Stored entries:
• • • • • • •
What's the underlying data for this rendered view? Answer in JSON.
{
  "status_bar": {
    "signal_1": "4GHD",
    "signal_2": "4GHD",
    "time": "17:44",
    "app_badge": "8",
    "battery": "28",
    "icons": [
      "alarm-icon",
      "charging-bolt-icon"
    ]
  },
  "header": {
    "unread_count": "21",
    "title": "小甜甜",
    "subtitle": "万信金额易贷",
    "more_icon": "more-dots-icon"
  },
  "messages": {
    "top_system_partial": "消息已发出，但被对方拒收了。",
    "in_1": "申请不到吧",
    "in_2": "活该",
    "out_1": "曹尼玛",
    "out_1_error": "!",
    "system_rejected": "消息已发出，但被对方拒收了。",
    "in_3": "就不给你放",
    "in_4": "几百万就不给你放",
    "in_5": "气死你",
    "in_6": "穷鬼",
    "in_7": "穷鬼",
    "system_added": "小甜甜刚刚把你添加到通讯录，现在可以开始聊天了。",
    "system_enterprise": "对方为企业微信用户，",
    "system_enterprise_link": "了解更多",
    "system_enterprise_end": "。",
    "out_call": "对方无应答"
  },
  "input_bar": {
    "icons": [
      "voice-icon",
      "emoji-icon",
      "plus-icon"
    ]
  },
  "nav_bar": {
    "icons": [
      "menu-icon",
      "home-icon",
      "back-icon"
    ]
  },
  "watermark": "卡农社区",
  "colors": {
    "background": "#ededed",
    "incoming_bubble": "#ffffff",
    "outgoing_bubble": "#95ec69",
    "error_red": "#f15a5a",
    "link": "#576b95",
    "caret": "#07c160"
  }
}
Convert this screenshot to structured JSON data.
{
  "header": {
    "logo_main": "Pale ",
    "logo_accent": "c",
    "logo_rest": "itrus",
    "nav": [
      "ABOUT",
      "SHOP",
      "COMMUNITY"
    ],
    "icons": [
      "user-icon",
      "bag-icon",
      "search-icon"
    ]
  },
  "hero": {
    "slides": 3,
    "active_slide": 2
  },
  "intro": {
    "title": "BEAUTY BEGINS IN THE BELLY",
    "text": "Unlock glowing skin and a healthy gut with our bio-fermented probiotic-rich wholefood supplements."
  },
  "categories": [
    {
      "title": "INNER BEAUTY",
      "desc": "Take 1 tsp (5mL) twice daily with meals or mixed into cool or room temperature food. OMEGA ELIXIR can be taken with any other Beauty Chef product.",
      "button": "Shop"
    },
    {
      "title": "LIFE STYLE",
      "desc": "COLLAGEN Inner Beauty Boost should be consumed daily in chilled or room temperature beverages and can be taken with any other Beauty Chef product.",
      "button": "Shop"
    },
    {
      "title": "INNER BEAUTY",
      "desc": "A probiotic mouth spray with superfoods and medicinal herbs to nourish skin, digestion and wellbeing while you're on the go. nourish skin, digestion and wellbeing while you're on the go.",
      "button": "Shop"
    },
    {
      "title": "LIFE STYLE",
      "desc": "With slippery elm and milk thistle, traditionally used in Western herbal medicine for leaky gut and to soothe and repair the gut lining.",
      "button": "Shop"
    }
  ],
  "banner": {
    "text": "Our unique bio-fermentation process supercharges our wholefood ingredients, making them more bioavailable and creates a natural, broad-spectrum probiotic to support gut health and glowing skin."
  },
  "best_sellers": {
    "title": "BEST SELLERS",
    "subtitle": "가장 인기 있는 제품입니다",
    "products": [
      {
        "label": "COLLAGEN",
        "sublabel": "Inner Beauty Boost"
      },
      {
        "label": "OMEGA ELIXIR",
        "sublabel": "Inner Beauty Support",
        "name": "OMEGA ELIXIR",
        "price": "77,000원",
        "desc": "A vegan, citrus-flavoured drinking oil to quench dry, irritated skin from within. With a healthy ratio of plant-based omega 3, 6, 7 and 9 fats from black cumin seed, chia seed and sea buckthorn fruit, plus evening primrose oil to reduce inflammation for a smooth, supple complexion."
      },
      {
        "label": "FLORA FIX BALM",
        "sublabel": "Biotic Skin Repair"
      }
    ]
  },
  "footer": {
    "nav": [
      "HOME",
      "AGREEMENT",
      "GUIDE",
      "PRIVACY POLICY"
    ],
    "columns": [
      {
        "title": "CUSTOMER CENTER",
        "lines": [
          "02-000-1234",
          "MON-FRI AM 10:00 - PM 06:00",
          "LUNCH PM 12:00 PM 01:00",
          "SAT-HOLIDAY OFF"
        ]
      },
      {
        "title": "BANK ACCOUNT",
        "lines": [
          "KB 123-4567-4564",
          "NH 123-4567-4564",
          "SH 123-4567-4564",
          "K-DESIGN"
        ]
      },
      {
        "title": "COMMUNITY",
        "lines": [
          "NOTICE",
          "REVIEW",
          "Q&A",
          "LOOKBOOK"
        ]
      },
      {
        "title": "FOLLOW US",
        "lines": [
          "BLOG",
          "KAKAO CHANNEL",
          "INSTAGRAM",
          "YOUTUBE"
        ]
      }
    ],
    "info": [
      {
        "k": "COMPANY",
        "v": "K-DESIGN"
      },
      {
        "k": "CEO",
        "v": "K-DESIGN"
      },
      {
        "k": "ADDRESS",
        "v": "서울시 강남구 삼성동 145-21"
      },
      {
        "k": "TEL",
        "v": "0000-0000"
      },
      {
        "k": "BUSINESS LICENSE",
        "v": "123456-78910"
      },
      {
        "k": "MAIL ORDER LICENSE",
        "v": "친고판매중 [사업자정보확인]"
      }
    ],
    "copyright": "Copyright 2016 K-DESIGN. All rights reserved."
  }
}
• • • • • • •
_Description of the task_
Copy out every line with the word "subtitle".

_Exercise solution_
    "subtitle": "万信金额易贷",
    "subtitle": "가장 인기 있는 제품입니다",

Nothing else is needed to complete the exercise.